#### Document
====
Another aspect of the episodic memory is that it will automatically lead to discounting future value based on the number of episodic transitions that are necessary to reach the valued memory state. Figure 9A shows the decision between two stimuli where one has an immediate value and the other is only indirectly associated with a value through a number of episodic associations, ranging from none to nine steps. As can be seen, the probability of choosing the immediate value (or reward) increases with the length of the associative sequence needed to find the value of the alternative choice. The main reason for this is that a longer episodic sequence with a value at the end will update its corresponding accumulator less often and will consequently be less likely to win. However, the shifting of attention also influences the process since it will be more likely to interrupt a longer episodic sequence before it reaches a state with value.


Figure 9. Implicit discounting. Choice probabilities and reaction times for different sequences of episodic transitions. (A) A goal that is closer in time is reached through fewer episodic transitions and wins more often. Both goals have value 1. The value for stimulus A is received directly but the value for stimulus B is received only after 0–9 episodic memory transitions. The number of transitions needed to reach a valued memory state depends on how the episodic associations are set up in memory (B) Because of the discounting of future value, the model can relate a smaller immediate reward, 0.9 for B, to a future larger reward, 1 for A. For the particular values used in the simulation, the break-off point where the two stimuli are equally valued occurs at two episodic transitions for the higher valued stimulus. See Supplementary Material for additional parameters.

Unlike a planning process, there is not necessarily any systematic evaluation of different possible future action sequences. The decision process aims at making a decision between alternatives that are available here and now. However, the mechanisms proposed here are compatible with such a more systematic search through memory.

The episodic recall mechanism can also be used to select a delayed larger reward over an immediate smaller reward. Figure 9B shows an example with stimulus A having value 0.9 and stimulus B having value 1. When both values are available immediately, the model will mostly select stimulus B, but as the number of memory transitions needed increases, the model will become more likely to select the immediate lower reward. This is entirely a system property of the model as there is no explicitly set discount factor.

3.5. Top-Down Feedback to Attention System

The model also includes top-down feedback from the decision process to the attention system. When the gain of this feedback is increased, choices are faster and the system will look more at the alternative that will finally be chosen (Figure 10). This is an effect that has also been found in empirical studies (Gidlöf et al., 2017).


Figure 10. Decreased reaction time with top-down feedback from the decision component. (A) The two stimuli had value V(A) = 0.4 and V(B) = 0.6. The value of φ was moved from 0 to 1,000 and as can be seen, a higher influence from top-down attention decreased the reaction time as more time is spent looking the alternative that will eventually be chosen. There is a negligible effect on the choice probabilities. (B) A similar effect can be seen for a larger difference in values (V(A) = 0.2 and V(B) = 0.8). See Supplementary Material for additional parameters.
====
[Layout entries based on images]
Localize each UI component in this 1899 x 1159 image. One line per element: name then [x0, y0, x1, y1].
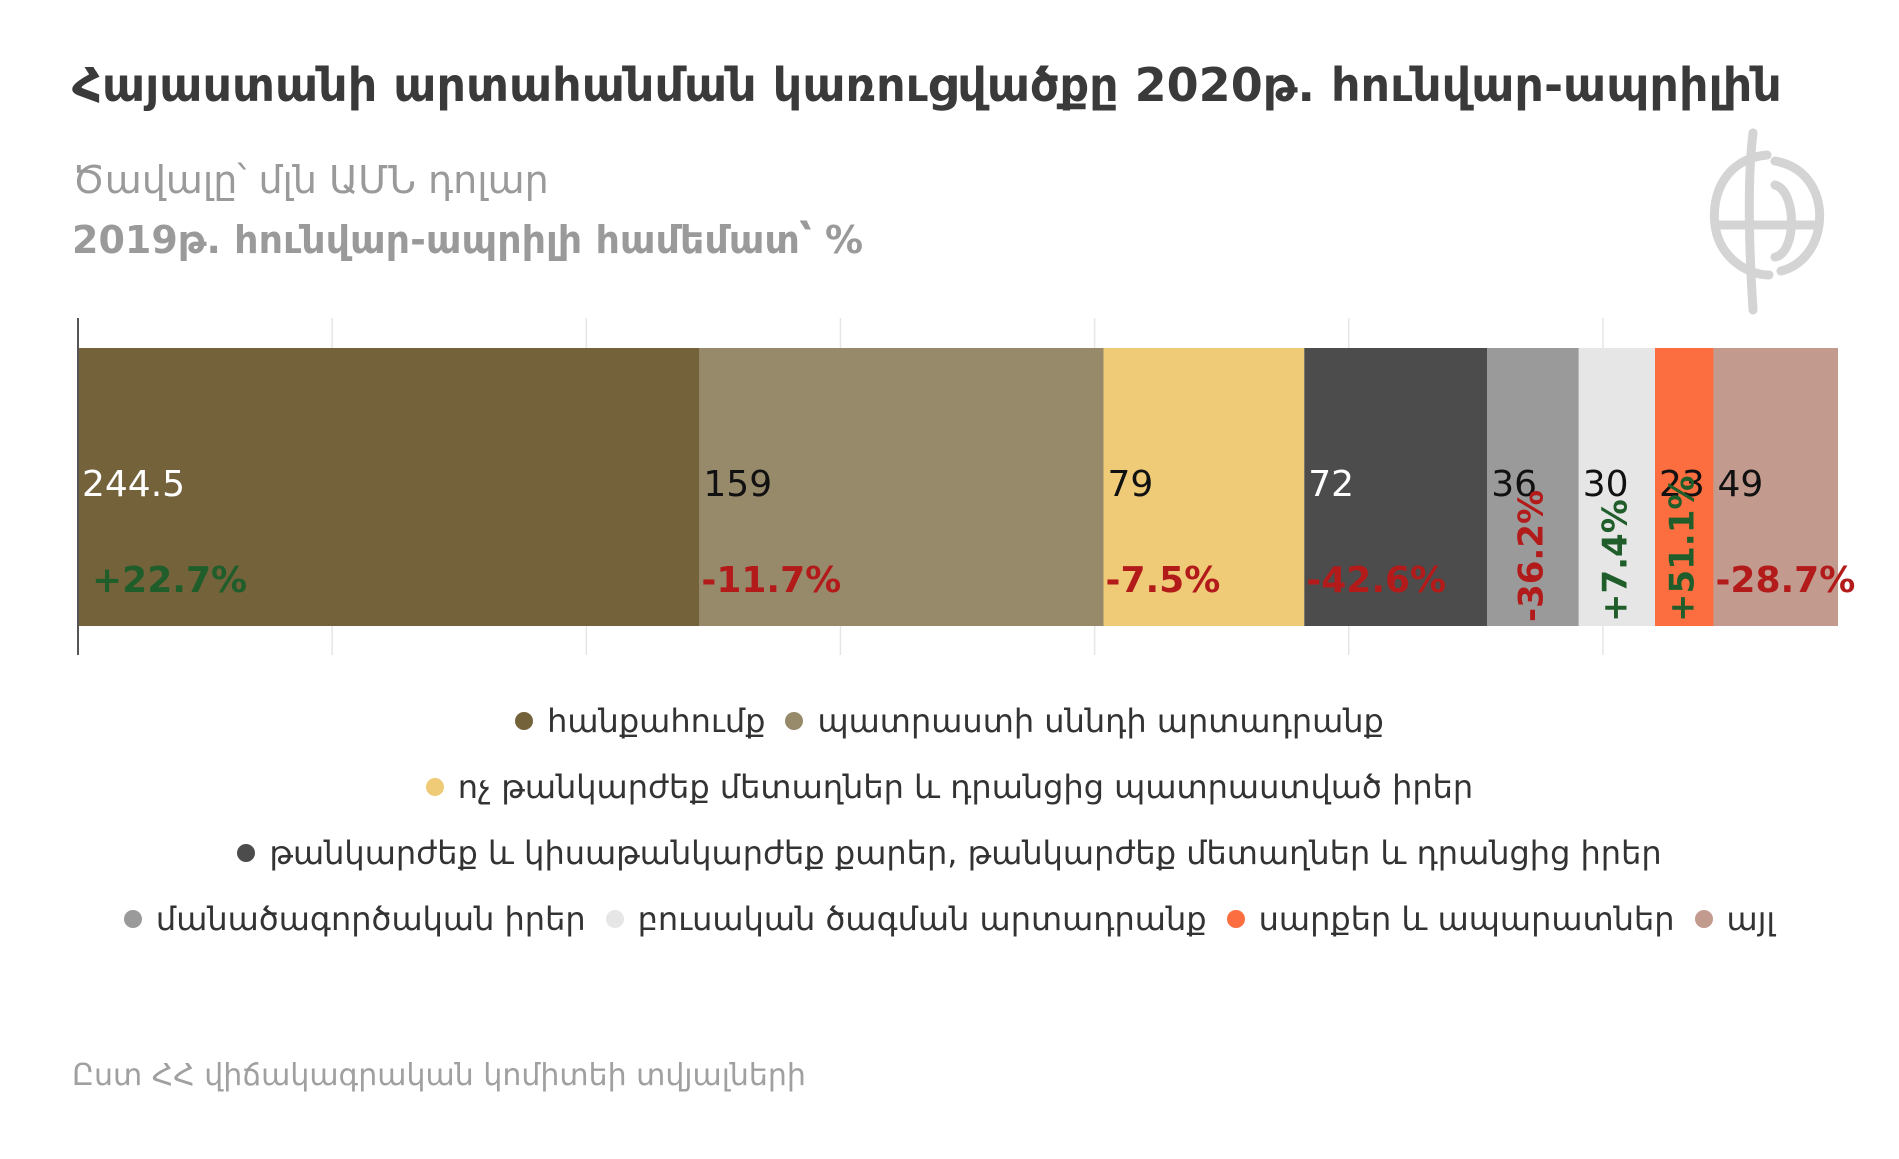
legend-label: այլ — [1726, 900, 1776, 938]
bar-segment — [1103, 348, 1305, 626]
legend-dot-icon — [785, 712, 804, 730]
legend-item-textiles: մանածագործական իրեր — [123, 900, 586, 938]
legend-row: ոչ թանկարժեք մետաղներ և դրանցից պատրաստվ… — [0, 754, 1899, 820]
legend-dot-icon — [1694, 910, 1713, 928]
value-labels: 244.5 159 79 72 36 30 23 49 — [82, 464, 1763, 505]
globe-monogram-logo-icon — [1709, 128, 1825, 315]
change-label: -11.7% — [701, 560, 841, 601]
legend-row: մանածագործական իրեր բուսական ծագման արտա… — [0, 886, 1899, 952]
legend-dot-icon — [425, 778, 444, 796]
bar-segment — [78, 348, 700, 626]
chart-subtitle-volume: Ծավալը՝ մլն ԱՄՆ դոլար — [72, 158, 549, 202]
legend-item-other: այլ — [1694, 900, 1776, 938]
legend-dot-icon — [1226, 910, 1245, 928]
chart-legend: հանքահումք պատրաստի սննդի արտադրանք ոչ թ… — [0, 688, 1899, 952]
legend-row: թանկարժեք և կիսաթանկարժեք քարեր, թանկարժ… — [0, 820, 1899, 886]
chart-title: Հայաստանի արտահանման կառուցվածքը 2020թ. … — [72, 58, 1782, 112]
change-label: -36.2% — [1512, 490, 1552, 622]
bar-segment — [1713, 348, 1838, 626]
value-label: 23 — [1659, 464, 1705, 505]
legend-label: հանքահումք — [547, 702, 766, 740]
change-label: +51.1% — [1663, 476, 1703, 622]
change-label: +7.4% — [1595, 499, 1635, 622]
value-label: 72 — [1308, 464, 1354, 505]
legend-label: սարքեր և ապարատներ — [1258, 900, 1675, 938]
legend-dot-icon — [123, 910, 142, 928]
legend-item-mineral: հանքահումք — [515, 702, 765, 740]
bar-segment — [1487, 348, 1579, 626]
bar-segment — [699, 348, 1104, 626]
change-labels: +22.7% -11.7% -7.5% -42.6% -36.2% +7.4% +51.1%… — [92, 476, 1855, 622]
value-label: 36 — [1491, 464, 1537, 505]
bar-segments — [78, 348, 1838, 626]
bar-segment — [1655, 348, 1714, 626]
value-label: 159 — [703, 464, 772, 505]
value-label: 244.5 — [82, 464, 185, 505]
bar-segment — [1578, 348, 1656, 626]
bar-segment — [1304, 348, 1488, 626]
source-note: Ըստ ՀՀ վիճակագրական կոմիտեի տվյալների — [72, 1058, 806, 1093]
change-label: -7.5% — [1106, 560, 1221, 601]
legend-label: մանածագործական իրեր — [155, 900, 586, 938]
change-label: -42.6% — [1306, 560, 1446, 601]
legend-item-food: պատրաստի սննդի արտադրանք — [785, 702, 1384, 740]
legend-label: թանկարժեք և կիսաթանկարժեք քարեր, թանկարժ… — [269, 834, 1662, 872]
legend-dot-icon — [605, 910, 624, 928]
legend-dot-icon — [515, 712, 534, 730]
legend-row: հանքահումք պատրաստի սննդի արտադրանք — [0, 688, 1899, 754]
legend-item-machinery: սարքեր և ապարատներ — [1226, 900, 1675, 938]
legend-item-vegetable: բուսական ծագման արտադրանք — [605, 900, 1207, 938]
legend-label: բուսական ծագման արտադրանք — [637, 900, 1207, 938]
chart-subtitle-comparison: 2019թ. հունվար-ապրիլի համեմատ՝ % — [72, 218, 864, 262]
legend-label: ոչ թանկարժեք մետաղներ և դրանցից պատրաստվ… — [457, 768, 1474, 806]
legend-item-precious-stones: թանկարժեք և կիսաթանկարժեք քարեր, թանկարժ… — [237, 834, 1662, 872]
stacked-bar-chart: 244.5 159 79 72 36 30 23 49 +22.7% -11.7% -7.5% -4… — [77, 318, 1855, 655]
value-label: 30 — [1583, 464, 1629, 505]
legend-dot-icon — [237, 844, 256, 862]
legend-item-base-metals: ոչ թանկարժեք մետաղներ և դրանցից պատրաստվ… — [425, 768, 1474, 806]
change-label: -28.7% — [1715, 560, 1855, 601]
value-label: 49 — [1717, 464, 1763, 505]
value-label: 79 — [1108, 464, 1154, 505]
legend-label: պատրաստի սննդի արտադրանք — [817, 702, 1384, 740]
change-label: +22.7% — [92, 560, 247, 601]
====
#### What you should do
Please write what comes next in the passage on episodic memory and attention in decision making, starting after its last sentence. None of these lines are needed.

#### Result of this exercise
4. Discussion

We have presented a new system-level model of decision making that combines components for attention, perception, semantic, and episodic memory with an accumulator stage that adds up value over time until a choice can be made. The model has a number of attractive properties:

When perceptual states are directly associated with value through the memory component, the model reduces to the value function of a reinforcement learning system (Sutton and Barto, 2018), or critic of an actor-critic architecture (Joel et al., 2002). Since we do not model different actions here, the system is assumed to interact with whatever object is selected. The accumulator and decision mechanisms thus implement a selection policy over the different perceived objects in the environment.

The model explains how attention, memory and decision making interact through the use of spatial indices that bind the different processes together. A single alternative is processed at a time in the flow from perception to valuation, while the spatial attention component keeps track of the different alternatives and makes sure that their values are separately processed by the accumulators.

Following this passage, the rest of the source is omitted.